## Begin
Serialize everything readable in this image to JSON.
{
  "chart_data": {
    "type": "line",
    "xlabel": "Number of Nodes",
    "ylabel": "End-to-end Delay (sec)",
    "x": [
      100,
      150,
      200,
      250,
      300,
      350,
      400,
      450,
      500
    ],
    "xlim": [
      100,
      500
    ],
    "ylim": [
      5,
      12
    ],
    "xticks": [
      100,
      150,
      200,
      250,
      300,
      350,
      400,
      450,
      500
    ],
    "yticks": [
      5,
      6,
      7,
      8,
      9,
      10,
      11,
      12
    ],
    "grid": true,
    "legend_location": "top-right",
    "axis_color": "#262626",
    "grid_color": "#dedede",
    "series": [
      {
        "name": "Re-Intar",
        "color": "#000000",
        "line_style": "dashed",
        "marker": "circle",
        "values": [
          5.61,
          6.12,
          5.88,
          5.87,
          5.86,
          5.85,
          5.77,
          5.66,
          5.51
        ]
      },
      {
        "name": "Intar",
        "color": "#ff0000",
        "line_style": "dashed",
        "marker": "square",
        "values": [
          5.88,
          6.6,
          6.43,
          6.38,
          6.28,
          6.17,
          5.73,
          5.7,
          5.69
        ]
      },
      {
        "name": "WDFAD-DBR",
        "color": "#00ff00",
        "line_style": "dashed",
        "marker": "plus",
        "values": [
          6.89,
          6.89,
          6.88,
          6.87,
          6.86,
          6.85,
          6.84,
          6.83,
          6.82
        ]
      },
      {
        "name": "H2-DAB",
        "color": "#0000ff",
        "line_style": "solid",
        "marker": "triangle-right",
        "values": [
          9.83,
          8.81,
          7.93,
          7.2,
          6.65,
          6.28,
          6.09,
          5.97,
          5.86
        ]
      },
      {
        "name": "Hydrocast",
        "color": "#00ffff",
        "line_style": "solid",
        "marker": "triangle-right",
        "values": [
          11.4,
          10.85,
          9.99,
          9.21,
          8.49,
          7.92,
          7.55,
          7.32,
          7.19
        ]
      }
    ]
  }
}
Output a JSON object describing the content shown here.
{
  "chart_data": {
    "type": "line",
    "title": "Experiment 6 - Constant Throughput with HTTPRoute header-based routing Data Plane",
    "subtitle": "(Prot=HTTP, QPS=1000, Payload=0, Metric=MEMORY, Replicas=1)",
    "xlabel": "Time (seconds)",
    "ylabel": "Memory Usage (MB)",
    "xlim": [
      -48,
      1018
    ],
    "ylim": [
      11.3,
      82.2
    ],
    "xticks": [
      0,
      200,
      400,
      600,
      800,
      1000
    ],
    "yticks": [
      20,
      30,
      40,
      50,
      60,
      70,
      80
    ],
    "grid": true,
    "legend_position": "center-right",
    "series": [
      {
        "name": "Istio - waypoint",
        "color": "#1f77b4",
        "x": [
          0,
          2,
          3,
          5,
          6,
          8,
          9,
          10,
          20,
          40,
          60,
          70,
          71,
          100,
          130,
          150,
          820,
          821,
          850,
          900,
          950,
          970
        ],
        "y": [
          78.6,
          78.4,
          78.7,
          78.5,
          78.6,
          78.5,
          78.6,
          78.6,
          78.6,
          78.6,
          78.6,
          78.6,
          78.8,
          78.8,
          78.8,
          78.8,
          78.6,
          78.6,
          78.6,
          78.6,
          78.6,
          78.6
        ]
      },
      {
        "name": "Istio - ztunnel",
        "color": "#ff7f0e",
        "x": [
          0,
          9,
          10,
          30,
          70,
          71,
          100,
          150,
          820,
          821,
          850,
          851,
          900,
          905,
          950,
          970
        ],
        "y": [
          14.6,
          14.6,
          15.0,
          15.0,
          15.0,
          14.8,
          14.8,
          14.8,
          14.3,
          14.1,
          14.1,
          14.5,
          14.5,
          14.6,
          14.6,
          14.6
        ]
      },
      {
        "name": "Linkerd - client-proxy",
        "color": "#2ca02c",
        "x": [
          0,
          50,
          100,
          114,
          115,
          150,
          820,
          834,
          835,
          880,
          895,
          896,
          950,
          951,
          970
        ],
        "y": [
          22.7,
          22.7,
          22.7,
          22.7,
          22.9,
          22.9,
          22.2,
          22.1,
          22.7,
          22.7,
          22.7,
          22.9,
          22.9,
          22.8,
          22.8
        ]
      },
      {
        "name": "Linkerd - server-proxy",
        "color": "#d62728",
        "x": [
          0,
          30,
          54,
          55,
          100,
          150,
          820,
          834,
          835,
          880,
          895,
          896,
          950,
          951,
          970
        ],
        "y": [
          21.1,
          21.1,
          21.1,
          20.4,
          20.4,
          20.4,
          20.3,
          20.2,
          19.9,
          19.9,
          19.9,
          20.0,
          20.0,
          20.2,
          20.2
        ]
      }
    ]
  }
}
## End
### What you will do
Word for word, extract all the records.

### Answer to the problem
Serialize everything readable in this image to JSON.
{
  "chart_data": {
    "type": "line",
    "xlabel": "Number of Nodes",
    "ylabel": "End-to-end Delay (sec)",
    "x": [
      100,
      150,
      200,
      250,
      300,
      350,
      400,
      450,
      500
    ],
    "xlim": [
      100,
      500
    ],
    "ylim": [
      5,
      12
    ],
    "xticks": [
      100,
      150,
      200,
      250,
      300,
      350,
      400,
      450,
      500
    ],
    "yticks": [
      5,
      6,
      7,
      8,
      9,
      10,
      11,
      12
    ],
    "grid": true,
    "legend_location": "top-right",
    "axis_color": "#262626",
    "grid_color": "#dedede",
    "series": [
      {
        "name": "Re-Intar",
        "color": "#000000",
        "line_style": "dashed",
        "marker": "circle",
        "values": [
          5.61,
          6.12,
          5.88,
          5.87,
          5.86,
          5.85,
          5.77,
          5.66,
          5.51
        ]
      },
      {
        "name": "Intar",
        "color": "#ff0000",
        "line_style": "dashed",
        "marker": "square",
        "values": [
          5.88,
          6.6,
          6.43,
          6.38,
          6.28,
          6.17,
          5.73,
          5.7,
          5.69
        ]
      },
      {
        "name": "WDFAD-DBR",
        "color": "#00ff00",
        "line_style": "dashed",
        "marker": "plus",
        "values": [
          6.89,
          6.89,
          6.88,
          6.87,
          6.86,
          6.85,
          6.84,
          6.83,
          6.82
        ]
      },
      {
        "name": "H2-DAB",
        "color": "#0000ff",
        "line_style": "solid",
        "marker": "triangle-right",
        "values": [
          9.83,
          8.81,
          7.93,
          7.2,
          6.65,
          6.28,
          6.09,
          5.97,
          5.86
        ]
      },
      {
        "name": "Hydrocast",
        "color": "#00ffff",
        "line_style": "solid",
        "marker": "triangle-right",
        "values": [
          11.4,
          10.85,
          9.99,
          9.21,
          8.49,
          7.92,
          7.55,
          7.32,
          7.19
        ]
      }
    ]
  }
}
Output a JSON object describing the content shown here.
{
  "chart_data": {
    "type": "line",
    "title": "Experiment 6 - Constant Throughput with HTTPRoute header-based routing Data Plane",
    "subtitle": "(Prot=HTTP, QPS=1000, Payload=0, Metric=MEMORY, Replicas=1)",
    "xlabel": "Time (seconds)",
    "ylabel": "Memory Usage (MB)",
    "xlim": [
      -48,
      1018
    ],
    "ylim": [
      11.3,
      82.2
    ],
    "xticks": [
      0,
      200,
      400,
      600,
      800,
      1000
    ],
    "yticks": [
      20,
      30,
      40,
      50,
      60,
      70,
      80
    ],
    "grid": true,
    "legend_position": "center-right",
    "series": [
      {
        "name": "Istio - waypoint",
        "color": "#1f77b4",
        "x": [
          0,
          2,
          3,
          5,
          6,
          8,
          9,
          10,
          20,
          40,
          60,
          70,
          71,
          100,
          130,
          150,
          820,
          821,
          850,
          900,
          950,
          970
        ],
        "y": [
          78.6,
          78.4,
          78.7,
          78.5,
          78.6,
          78.5,
          78.6,
          78.6,
          78.6,
          78.6,
          78.6,
          78.6,
          78.8,
          78.8,
          78.8,
          78.8,
          78.6,
          78.6,
          78.6,
          78.6,
          78.6,
          78.6
        ]
      },
      {
        "name": "Istio - ztunnel",
        "color": "#ff7f0e",
        "x": [
          0,
          9,
          10,
          30,
          70,
          71,
          100,
          150,
          820,
          821,
          850,
          851,
          900,
          905,
          950,
          970
        ],
        "y": [
          14.6,
          14.6,
          15.0,
          15.0,
          15.0,
          14.8,
          14.8,
          14.8,
          14.3,
          14.1,
          14.1,
          14.5,
          14.5,
          14.6,
          14.6,
          14.6
        ]
      },
      {
        "name": "Linkerd - client-proxy",
        "color": "#2ca02c",
        "x": [
          0,
          50,
          100,
          114,
          115,
          150,
          820,
          834,
          835,
          880,
          895,
          896,
          950,
          951,
          970
        ],
        "y": [
          22.7,
          22.7,
          22.7,
          22.7,
          22.9,
          22.9,
          22.2,
          22.1,
          22.7,
          22.7,
          22.7,
          22.9,
          22.9,
          22.8,
          22.8
        ]
      },
      {
        "name": "Linkerd - server-proxy",
        "color": "#d62728",
        "x": [
          0,
          30,
          54,
          55,
          100,
          150,
          820,
          834,
          835,
          880,
          895,
          896,
          950,
          951,
          970
        ],
        "y": [
          21.1,
          21.1,
          21.1,
          20.4,
          20.4,
          20.4,
          20.3,
          20.2,
          19.9,
          19.9,
          19.9,
          20.0,
          20.0,
          20.2,
          20.2
        ]
      }
    ]
  }
}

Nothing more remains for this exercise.